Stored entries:
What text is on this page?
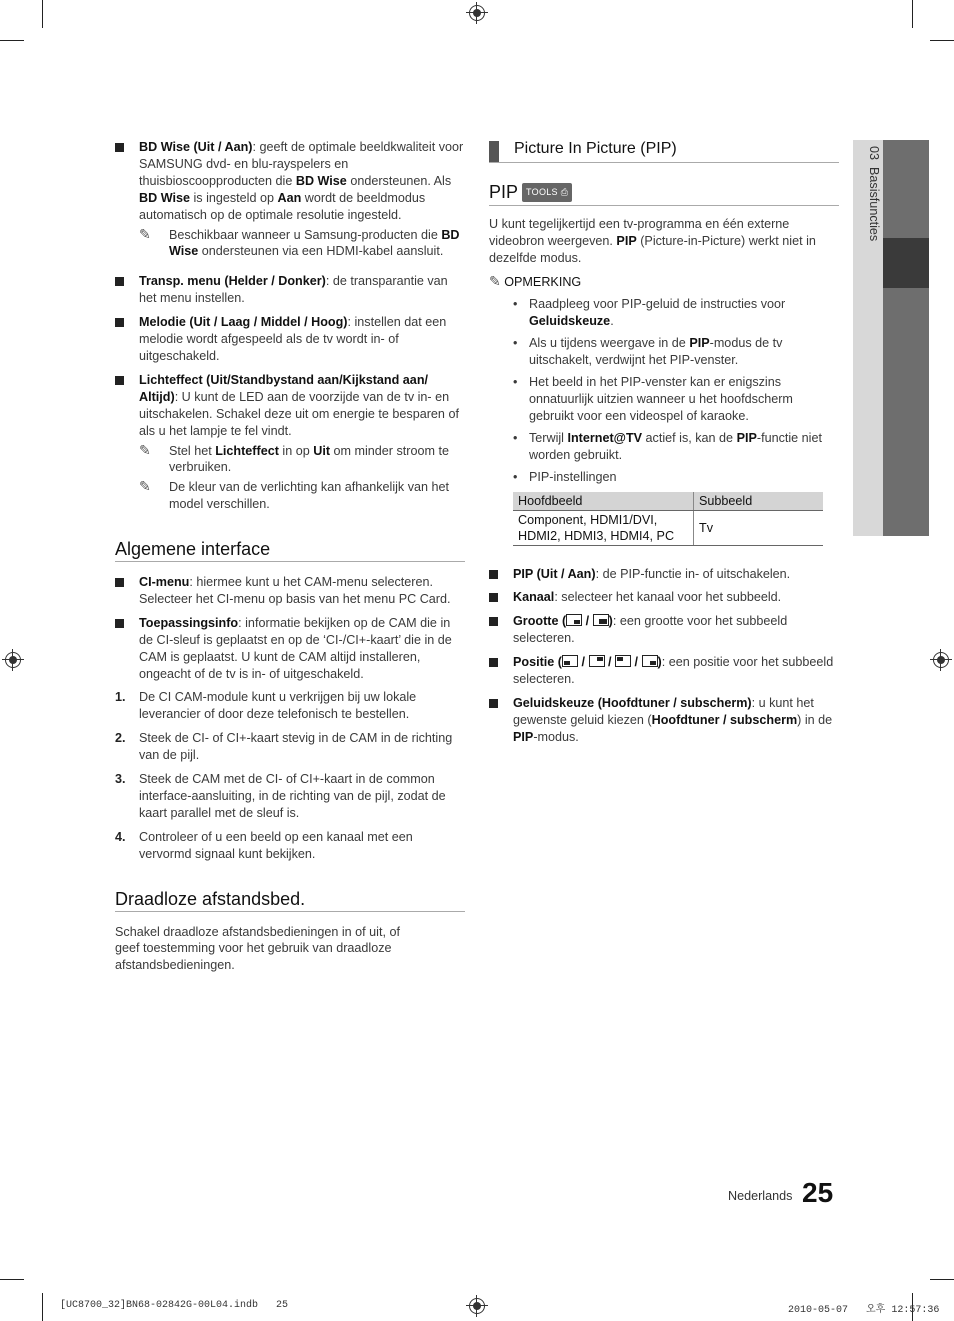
03  Basisfuncties
BD Wise (Uit / Aan): geeft de optimale beeldkwaliteit voor SAMSUNG dvd- en blu-rayspelers en thuisbioscoopproducten die BD Wise ondersteunen. Als BD Wise is ingesteld op Aan wordt de beeldmodus automatisch op de optimale resolutie ingesteld.
✎ Beschikbaar wanneer u Samsung-producten die BD Wise ondersteunen via een HDMI-kabel aansluit.
Transp. menu (Helder / Donker): de transparantie van het menu instellen.
Melodie (Uit / Laag / Middel / Hoog): instellen dat een melodie wordt afgespeeld als de tv wordt in- of uitgeschakeld.
Lichteffect (Uit/Standbystand aan/Kijkstand aan/ Altijd): U kunt de LED aan de voorzijde van de tv in- en uitschakelen. Schakel deze uit om energie te besparen of als u het lampje te fel vindt.
✎ Stel het Lichteffect in op Uit om minder stroom te verbruiken.
✎ De kleur van de verlichting kan afhankelijk van het model verschillen.
Algemene interface
CI-menu: hiermee kunt u het CAM-menu selecteren. Selecteer het CI-menu op basis van het menu PC Card.
Toepassingsinfo: informatie bekijken op de CAM die in de CI-sleuf is geplaatst en op de ‘CI-/CI+-kaart’ die in de CAM is geplaatst. U kunt de CAM altijd installeren, ongeacht of de tv is in- of uitgeschakeld.
1. De CI CAM-module kunt u verkrijgen bij uw lokale leverancier of door deze telefonisch te bestellen.
2. Steek de CI- of CI+-kaart stevig in de CAM in de richting van de pijl.
3. Steek de CAM met de CI- of CI+-kaart in de common interface-aansluiting, in de richting van de pijl, zodat de kaart parallel met de sleuf is.
4. Controleer of u een beeld op een kanaal met een vervormd signaal kunt bekijken.
Draadloze afstandsbed.
Schakel draadloze afstandsbedieningen in of uit, of geef toestemming voor het gebruik van draadloze afstandsbedieningen.
Picture In Picture (PIP)
PIP TOOLS ⎙
U kunt tegelijkertijd een tv-programma en één externe videobron weergeven. PIP (Picture-in-Picture) werkt niet in dezelfde modus.
✎ OPMERKING
• Raadpleeg voor PIP-geluid de instructies voor Geluidskeuze.
• Als u tijdens weergave in de PIP-modus de tv uitschakelt, verdwijnt het PIP-venster.
• Het beeld in het PIP-venster kan er enigszins onnatuurlijk uitzien wanneer u het hoofdscherm gebruikt voor een videospel of karaoke.
• Terwijl Internet@TV actief is, kan de PIP-functie niet worden gebruikt.
• PIP-instellingen
Hoofdbeeld	Subbeeld
Component, HDMI1/DVI, HDMI2, HDMI3, HDMI4, PC	Tv
PIP (Uit / Aan): de PIP-functie in- of uitschakelen.
Kanaal: selecteer het kanaal voor het subbeeld.
Grootte (
/
): een grootte voor het subbeeld selecteren.
Positie (
/
/
/
): een positie voor het subbeeld selecteren.
Geluidskeuze (Hoofdtuner / subscherm): u kunt het gewenste geluid kiezen (Hoofdtuner / subscherm) in de PIP-modus.
Nederlands 25
[UC8700_32]BN68-02842G-00L04.indb   25	2010-05-07   오후 12:57:36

* Objective: Retype every record above exactly as written, but leave out the pictures.

* Written answer:
What text is on this page?
03  Basisfuncties
BD Wise (Uit / Aan): geeft de optimale beeldkwaliteit voor SAMSUNG dvd- en blu-rayspelers en thuisbioscoopproducten die BD Wise ondersteunen. Als BD Wise is ingesteld op Aan wordt de beeldmodus automatisch op de optimale resolutie ingesteld.
✎ Beschikbaar wanneer u Samsung-producten die BD Wise ondersteunen via een HDMI-kabel aansluit.
Transp. menu (Helder / Donker): de transparantie van het menu instellen.
Melodie (Uit / Laag / Middel / Hoog): instellen dat een melodie wordt afgespeeld als de tv wordt in- of uitgeschakeld.
Lichteffect (Uit/Standbystand aan/Kijkstand aan/ Altijd): U kunt de LED aan de voorzijde van de tv in- en uitschakelen. Schakel deze uit om energie te besparen of als u het lampje te fel vindt.
✎ Stel het Lichteffect in op Uit om minder stroom te verbruiken.
✎ De kleur van de verlichting kan afhankelijk van het model verschillen.
Algemene interface
CI-menu: hiermee kunt u het CAM-menu selecteren. Selecteer het CI-menu op basis van het menu PC Card.
Toepassingsinfo: informatie bekijken op de CAM die in de CI-sleuf is geplaatst en op de ‘CI-/CI+-kaart’ die in de CAM is geplaatst. U kunt de CAM altijd installeren, ongeacht of de tv is in- of uitgeschakeld.
1. De CI CAM-module kunt u verkrijgen bij uw lokale leverancier of door deze telefonisch te bestellen.
2. Steek de CI- of CI+-kaart stevig in de CAM in de richting van de pijl.
3. Steek de CAM met de CI- of CI+-kaart in de common interface-aansluiting, in de richting van de pijl, zodat de kaart parallel met de sleuf is.
4. Controleer of u een beeld op een kanaal met een vervormd signaal kunt bekijken.
Draadloze afstandsbed.
Schakel draadloze afstandsbedieningen in of uit, of geef toestemming voor het gebruik van draadloze afstandsbedieningen.
Picture In Picture (PIP)
PIP TOOLS ⎙
U kunt tegelijkertijd een tv-programma en één externe videobron weergeven. PIP (Picture-in-Picture) werkt niet in dezelfde modus.
✎ OPMERKING
• Raadpleeg voor PIP-geluid de instructies voor Geluidskeuze.
• Als u tijdens weergave in de PIP-modus de tv uitschakelt, verdwijnt het PIP-venster.
• Het beeld in het PIP-venster kan er enigszins onnatuurlijk uitzien wanneer u het hoofdscherm gebruikt voor een videospel of karaoke.
• Terwijl Internet@TV actief is, kan de PIP-functie niet worden gebruikt.
• PIP-instellingen
Hoofdbeeld	Subbeeld
Component, HDMI1/DVI, HDMI2, HDMI3, HDMI4, PC	Tv
PIP (Uit / Aan): de PIP-functie in- of uitschakelen.
Kanaal: selecteer het kanaal voor het subbeeld.
Grootte (
/
): een grootte voor het subbeeld selecteren.
Positie (
/
/
/
): een positie voor het subbeeld selecteren.
Geluidskeuze (Hoofdtuner / subscherm): u kunt het gewenste geluid kiezen (Hoofdtuner / subscherm) in de PIP-modus.
Nederlands 25
[UC8700_32]BN68-02842G-00L04.indb   25	2010-05-07   오후 12:57:36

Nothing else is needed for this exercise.